From the records below, pull each line that has "uilles".

╔══

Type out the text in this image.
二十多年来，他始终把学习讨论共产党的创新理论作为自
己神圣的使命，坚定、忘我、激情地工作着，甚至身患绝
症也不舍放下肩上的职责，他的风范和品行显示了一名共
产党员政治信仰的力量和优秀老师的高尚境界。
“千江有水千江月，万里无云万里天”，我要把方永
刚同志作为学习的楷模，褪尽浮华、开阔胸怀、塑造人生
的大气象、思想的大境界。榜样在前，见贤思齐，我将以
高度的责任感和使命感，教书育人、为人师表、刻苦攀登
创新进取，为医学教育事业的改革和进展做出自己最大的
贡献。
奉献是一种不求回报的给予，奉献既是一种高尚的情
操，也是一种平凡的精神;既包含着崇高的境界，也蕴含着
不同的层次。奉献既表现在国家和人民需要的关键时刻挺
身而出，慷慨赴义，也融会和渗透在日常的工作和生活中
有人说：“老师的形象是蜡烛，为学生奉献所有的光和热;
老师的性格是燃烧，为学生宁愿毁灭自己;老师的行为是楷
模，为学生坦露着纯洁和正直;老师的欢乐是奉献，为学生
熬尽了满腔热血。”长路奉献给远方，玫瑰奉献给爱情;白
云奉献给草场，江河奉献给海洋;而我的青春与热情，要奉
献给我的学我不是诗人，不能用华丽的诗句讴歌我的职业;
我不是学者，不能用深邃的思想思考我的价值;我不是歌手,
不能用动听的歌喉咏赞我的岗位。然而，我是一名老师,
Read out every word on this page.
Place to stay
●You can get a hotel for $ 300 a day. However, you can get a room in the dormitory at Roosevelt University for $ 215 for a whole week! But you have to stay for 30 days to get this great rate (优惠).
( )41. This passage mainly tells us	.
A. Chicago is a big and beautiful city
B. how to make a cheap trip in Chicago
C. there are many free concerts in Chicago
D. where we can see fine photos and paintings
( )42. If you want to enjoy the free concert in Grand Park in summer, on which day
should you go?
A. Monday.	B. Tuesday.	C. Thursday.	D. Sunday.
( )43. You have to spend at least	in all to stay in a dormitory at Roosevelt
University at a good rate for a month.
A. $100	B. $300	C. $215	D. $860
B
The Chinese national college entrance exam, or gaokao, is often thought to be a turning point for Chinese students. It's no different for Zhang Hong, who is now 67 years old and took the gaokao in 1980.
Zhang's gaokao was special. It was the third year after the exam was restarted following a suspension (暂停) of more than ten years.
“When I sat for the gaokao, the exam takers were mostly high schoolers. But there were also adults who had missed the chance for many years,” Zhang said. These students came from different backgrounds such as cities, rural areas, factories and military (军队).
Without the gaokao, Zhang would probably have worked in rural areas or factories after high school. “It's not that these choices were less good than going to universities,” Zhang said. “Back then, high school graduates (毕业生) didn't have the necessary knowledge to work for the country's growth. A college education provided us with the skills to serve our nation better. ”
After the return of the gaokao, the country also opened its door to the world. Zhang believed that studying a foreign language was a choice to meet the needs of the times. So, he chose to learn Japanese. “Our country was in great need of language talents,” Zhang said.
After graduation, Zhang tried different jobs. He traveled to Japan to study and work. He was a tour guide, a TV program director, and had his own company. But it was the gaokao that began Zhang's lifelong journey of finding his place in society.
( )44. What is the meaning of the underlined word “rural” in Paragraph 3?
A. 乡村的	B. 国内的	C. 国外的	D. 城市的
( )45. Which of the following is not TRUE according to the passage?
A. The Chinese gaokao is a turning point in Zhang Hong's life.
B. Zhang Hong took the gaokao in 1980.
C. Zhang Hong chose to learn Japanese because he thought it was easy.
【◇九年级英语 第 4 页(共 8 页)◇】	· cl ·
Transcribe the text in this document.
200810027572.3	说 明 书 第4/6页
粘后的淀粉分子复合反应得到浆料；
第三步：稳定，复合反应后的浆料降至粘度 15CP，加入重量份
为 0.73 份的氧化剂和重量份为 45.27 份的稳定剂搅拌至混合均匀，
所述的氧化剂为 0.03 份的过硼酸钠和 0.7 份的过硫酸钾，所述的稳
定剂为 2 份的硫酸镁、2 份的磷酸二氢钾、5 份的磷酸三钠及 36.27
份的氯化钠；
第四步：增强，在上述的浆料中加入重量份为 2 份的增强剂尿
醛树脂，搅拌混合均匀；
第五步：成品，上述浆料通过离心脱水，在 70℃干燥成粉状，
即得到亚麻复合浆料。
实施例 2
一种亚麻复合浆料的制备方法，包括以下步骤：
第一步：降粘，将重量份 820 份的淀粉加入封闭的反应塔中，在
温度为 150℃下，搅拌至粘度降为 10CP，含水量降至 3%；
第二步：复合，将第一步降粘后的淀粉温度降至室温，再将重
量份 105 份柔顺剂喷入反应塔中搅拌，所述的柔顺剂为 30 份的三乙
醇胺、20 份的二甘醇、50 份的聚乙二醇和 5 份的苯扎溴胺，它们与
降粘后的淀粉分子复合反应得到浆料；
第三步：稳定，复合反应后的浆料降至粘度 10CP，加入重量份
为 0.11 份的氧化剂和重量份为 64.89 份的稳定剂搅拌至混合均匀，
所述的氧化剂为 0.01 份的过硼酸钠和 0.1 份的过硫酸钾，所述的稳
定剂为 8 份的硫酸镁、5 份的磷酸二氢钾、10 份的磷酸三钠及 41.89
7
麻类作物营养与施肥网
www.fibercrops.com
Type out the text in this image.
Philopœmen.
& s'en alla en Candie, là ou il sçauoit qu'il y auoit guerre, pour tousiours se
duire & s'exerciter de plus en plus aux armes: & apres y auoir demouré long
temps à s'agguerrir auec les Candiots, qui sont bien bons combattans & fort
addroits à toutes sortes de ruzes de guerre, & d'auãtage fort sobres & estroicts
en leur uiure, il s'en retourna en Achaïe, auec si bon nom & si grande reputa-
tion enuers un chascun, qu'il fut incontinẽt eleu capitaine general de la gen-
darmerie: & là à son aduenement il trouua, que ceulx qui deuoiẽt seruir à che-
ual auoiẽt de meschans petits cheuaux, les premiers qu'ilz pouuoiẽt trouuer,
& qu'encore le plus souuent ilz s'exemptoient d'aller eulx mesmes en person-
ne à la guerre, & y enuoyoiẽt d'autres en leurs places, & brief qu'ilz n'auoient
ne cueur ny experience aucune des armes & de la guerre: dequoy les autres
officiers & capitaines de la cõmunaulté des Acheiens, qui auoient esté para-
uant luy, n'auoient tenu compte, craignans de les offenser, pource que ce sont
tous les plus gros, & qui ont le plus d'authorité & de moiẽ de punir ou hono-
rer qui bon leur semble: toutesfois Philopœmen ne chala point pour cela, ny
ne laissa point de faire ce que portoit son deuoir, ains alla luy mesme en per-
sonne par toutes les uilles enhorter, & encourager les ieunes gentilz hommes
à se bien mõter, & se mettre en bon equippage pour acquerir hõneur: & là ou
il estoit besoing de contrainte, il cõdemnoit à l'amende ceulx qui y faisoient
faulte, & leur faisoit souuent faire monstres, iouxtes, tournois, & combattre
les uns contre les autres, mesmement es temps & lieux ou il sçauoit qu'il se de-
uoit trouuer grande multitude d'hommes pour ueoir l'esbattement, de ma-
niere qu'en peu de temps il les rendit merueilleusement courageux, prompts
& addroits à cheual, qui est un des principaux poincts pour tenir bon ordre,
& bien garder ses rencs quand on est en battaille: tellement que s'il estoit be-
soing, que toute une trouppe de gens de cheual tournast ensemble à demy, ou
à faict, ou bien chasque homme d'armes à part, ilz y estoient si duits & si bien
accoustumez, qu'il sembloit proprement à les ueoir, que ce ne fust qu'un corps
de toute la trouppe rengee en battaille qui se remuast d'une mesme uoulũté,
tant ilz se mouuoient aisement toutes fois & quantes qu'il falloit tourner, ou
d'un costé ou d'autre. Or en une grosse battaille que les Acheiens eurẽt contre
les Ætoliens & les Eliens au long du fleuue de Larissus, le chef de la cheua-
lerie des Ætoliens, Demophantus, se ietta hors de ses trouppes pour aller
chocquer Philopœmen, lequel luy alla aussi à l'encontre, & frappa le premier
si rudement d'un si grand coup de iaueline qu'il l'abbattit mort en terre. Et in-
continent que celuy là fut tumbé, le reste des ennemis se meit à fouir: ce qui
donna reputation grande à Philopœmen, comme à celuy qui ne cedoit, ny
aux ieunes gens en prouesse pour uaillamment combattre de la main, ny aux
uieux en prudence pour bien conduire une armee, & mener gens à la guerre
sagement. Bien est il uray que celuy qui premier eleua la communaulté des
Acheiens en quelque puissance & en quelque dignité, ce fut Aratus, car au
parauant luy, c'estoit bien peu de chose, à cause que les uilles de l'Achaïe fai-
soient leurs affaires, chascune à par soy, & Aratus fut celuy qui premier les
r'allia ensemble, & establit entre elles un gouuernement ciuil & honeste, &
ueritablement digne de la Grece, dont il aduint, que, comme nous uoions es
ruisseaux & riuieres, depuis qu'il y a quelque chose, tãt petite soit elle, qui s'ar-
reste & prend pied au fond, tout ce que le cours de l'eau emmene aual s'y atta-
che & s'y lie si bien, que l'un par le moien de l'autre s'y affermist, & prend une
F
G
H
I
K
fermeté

╚══

--- EXERCISE RESPONSE ---
sonne par toutes les uilles enhorter, & encourager les ieunes gentilz hommes
parauant luy, c'estoit bien peu de chose, à cause que les uilles de l'Achaïe fai-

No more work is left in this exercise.